(Task requirements): A faithful transcription of all the data is required.
[Extracted entries start]
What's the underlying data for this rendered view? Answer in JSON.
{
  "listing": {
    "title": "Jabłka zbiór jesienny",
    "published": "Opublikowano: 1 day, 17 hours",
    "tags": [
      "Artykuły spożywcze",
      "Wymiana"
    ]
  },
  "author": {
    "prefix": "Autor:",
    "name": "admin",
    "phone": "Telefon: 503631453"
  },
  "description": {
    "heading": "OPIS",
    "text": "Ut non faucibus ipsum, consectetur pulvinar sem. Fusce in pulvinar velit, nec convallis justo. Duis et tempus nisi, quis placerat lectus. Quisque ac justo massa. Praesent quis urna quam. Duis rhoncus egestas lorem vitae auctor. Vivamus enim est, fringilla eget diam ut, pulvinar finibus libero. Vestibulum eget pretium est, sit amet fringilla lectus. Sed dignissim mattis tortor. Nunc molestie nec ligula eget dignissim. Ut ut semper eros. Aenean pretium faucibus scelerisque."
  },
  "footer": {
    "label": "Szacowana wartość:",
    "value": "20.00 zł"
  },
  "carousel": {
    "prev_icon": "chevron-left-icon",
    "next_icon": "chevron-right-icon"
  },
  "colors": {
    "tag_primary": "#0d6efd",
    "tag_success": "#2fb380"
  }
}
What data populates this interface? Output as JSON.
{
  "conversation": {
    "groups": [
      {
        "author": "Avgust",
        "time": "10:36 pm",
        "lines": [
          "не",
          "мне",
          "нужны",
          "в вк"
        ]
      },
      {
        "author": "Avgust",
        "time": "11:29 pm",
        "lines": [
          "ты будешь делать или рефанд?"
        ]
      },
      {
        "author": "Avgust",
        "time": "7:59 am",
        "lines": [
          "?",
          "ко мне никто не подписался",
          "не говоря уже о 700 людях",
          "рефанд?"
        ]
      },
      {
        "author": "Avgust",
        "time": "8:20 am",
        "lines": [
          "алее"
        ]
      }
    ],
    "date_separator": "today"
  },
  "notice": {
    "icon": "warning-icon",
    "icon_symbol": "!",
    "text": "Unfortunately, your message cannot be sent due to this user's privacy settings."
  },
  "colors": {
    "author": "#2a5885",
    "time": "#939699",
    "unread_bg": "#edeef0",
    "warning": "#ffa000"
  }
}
[Extracted entries end]
(Output for this exercise):
What's the underlying data for this rendered view? Answer in JSON.
{
  "listing": {
    "title": "Jabłka zbiór jesienny",
    "published": "Opublikowano: 1 day, 17 hours",
    "tags": [
      "Artykuły spożywcze",
      "Wymiana"
    ]
  },
  "author": {
    "prefix": "Autor:",
    "name": "admin",
    "phone": "Telefon: 503631453"
  },
  "description": {
    "heading": "OPIS",
    "text": "Ut non faucibus ipsum, consectetur pulvinar sem. Fusce in pulvinar velit, nec convallis justo. Duis et tempus nisi, quis placerat lectus. Quisque ac justo massa. Praesent quis urna quam. Duis rhoncus egestas lorem vitae auctor. Vivamus enim est, fringilla eget diam ut, pulvinar finibus libero. Vestibulum eget pretium est, sit amet fringilla lectus. Sed dignissim mattis tortor. Nunc molestie nec ligula eget dignissim. Ut ut semper eros. Aenean pretium faucibus scelerisque."
  },
  "footer": {
    "label": "Szacowana wartość:",
    "value": "20.00 zł"
  },
  "carousel": {
    "prev_icon": "chevron-left-icon",
    "next_icon": "chevron-right-icon"
  },
  "colors": {
    "tag_primary": "#0d6efd",
    "tag_success": "#2fb380"
  }
}
What data populates this interface? Output as JSON.
{
  "conversation": {
    "groups": [
      {
        "author": "Avgust",
        "time": "10:36 pm",
        "lines": [
          "не",
          "мне",
          "нужны",
          "в вк"
        ]
      },
      {
        "author": "Avgust",
        "time": "11:29 pm",
        "lines": [
          "ты будешь делать или рефанд?"
        ]
      },
      {
        "author": "Avgust",
        "time": "7:59 am",
        "lines": [
          "?",
          "ко мне никто не подписался",
          "не говоря уже о 700 людях",
          "рефанд?"
        ]
      },
      {
        "author": "Avgust",
        "time": "8:20 am",
        "lines": [
          "алее"
        ]
      }
    ],
    "date_separator": "today"
  },
  "notice": {
    "icon": "warning-icon",
    "icon_symbol": "!",
    "text": "Unfortunately, your message cannot be sent due to this user's privacy settings."
  },
  "colors": {
    "author": "#2a5885",
    "time": "#939699",
    "unread_bg": "#edeef0",
    "warning": "#ffa000"
  }
}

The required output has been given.